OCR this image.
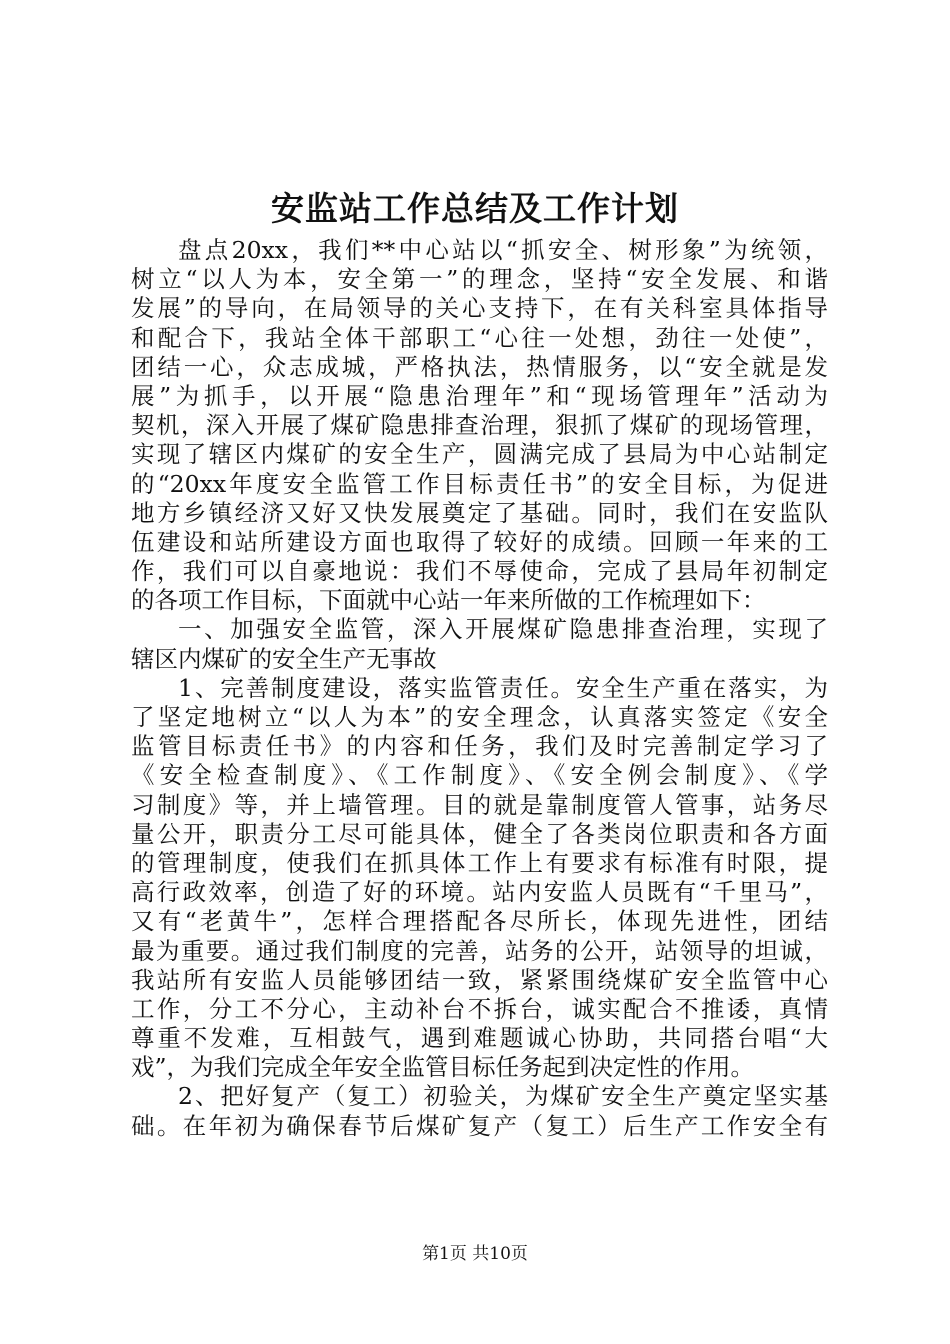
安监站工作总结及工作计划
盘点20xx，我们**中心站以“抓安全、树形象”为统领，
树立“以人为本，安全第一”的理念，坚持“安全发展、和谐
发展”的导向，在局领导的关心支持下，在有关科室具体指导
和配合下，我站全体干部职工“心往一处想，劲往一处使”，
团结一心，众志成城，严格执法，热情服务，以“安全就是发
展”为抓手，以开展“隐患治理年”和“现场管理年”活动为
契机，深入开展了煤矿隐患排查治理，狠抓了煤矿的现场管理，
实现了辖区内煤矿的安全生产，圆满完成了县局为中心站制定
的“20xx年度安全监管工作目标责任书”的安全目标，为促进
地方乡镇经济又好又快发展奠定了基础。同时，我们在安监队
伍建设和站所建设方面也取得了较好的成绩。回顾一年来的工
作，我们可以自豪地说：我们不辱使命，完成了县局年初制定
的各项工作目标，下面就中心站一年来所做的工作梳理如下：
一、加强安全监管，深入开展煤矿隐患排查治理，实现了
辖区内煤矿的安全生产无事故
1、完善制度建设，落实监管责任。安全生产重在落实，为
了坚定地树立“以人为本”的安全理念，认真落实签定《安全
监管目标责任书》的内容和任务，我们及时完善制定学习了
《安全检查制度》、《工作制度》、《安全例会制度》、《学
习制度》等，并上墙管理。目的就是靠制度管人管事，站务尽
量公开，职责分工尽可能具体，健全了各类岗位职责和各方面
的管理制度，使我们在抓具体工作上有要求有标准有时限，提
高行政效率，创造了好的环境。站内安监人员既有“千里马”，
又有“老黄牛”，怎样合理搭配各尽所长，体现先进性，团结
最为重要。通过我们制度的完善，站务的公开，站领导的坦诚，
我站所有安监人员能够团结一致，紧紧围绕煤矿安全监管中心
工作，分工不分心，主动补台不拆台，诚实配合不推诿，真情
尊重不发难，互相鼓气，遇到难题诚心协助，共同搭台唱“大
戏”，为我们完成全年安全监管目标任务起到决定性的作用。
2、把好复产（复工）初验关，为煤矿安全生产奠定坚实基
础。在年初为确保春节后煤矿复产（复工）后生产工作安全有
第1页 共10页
━━━━━━━━━━
GIVEN PROBLEM → Restate each of the entries above word for word and skip every image.

WRITTEN SOLUTION →
OCR this image.
安监站工作总结及工作计划
盘点20xx，我们**中心站以“抓安全、树形象”为统领，
树立“以人为本，安全第一”的理念，坚持“安全发展、和谐
发展”的导向，在局领导的关心支持下，在有关科室具体指导
和配合下，我站全体干部职工“心往一处想，劲往一处使”，
团结一心，众志成城，严格执法，热情服务，以“安全就是发
展”为抓手，以开展“隐患治理年”和“现场管理年”活动为
契机，深入开展了煤矿隐患排查治理，狠抓了煤矿的现场管理，
实现了辖区内煤矿的安全生产，圆满完成了县局为中心站制定
的“20xx年度安全监管工作目标责任书”的安全目标，为促进
地方乡镇经济又好又快发展奠定了基础。同时，我们在安监队
伍建设和站所建设方面也取得了较好的成绩。回顾一年来的工
作，我们可以自豪地说：我们不辱使命，完成了县局年初制定
的各项工作目标，下面就中心站一年来所做的工作梳理如下：
一、加强安全监管，深入开展煤矿隐患排查治理，实现了
辖区内煤矿的安全生产无事故
1、完善制度建设，落实监管责任。安全生产重在落实，为
了坚定地树立“以人为本”的安全理念，认真落实签定《安全
监管目标责任书》的内容和任务，我们及时完善制定学习了
《安全检查制度》、《工作制度》、《安全例会制度》、《学
习制度》等，并上墙管理。目的就是靠制度管人管事，站务尽
量公开，职责分工尽可能具体，健全了各类岗位职责和各方面
的管理制度，使我们在抓具体工作上有要求有标准有时限，提
高行政效率，创造了好的环境。站内安监人员既有“千里马”，
又有“老黄牛”，怎样合理搭配各尽所长，体现先进性，团结
最为重要。通过我们制度的完善，站务的公开，站领导的坦诚，
我站所有安监人员能够团结一致，紧紧围绕煤矿安全监管中心
工作，分工不分心，主动补台不拆台，诚实配合不推诿，真情
尊重不发难，互相鼓气，遇到难题诚心协助，共同搭台唱“大
戏”，为我们完成全年安全监管目标任务起到决定性的作用。
2、把好复产（复工）初验关，为煤矿安全生产奠定坚实基
础。在年初为确保春节后煤矿复产（复工）后生产工作安全有
第1页 共10页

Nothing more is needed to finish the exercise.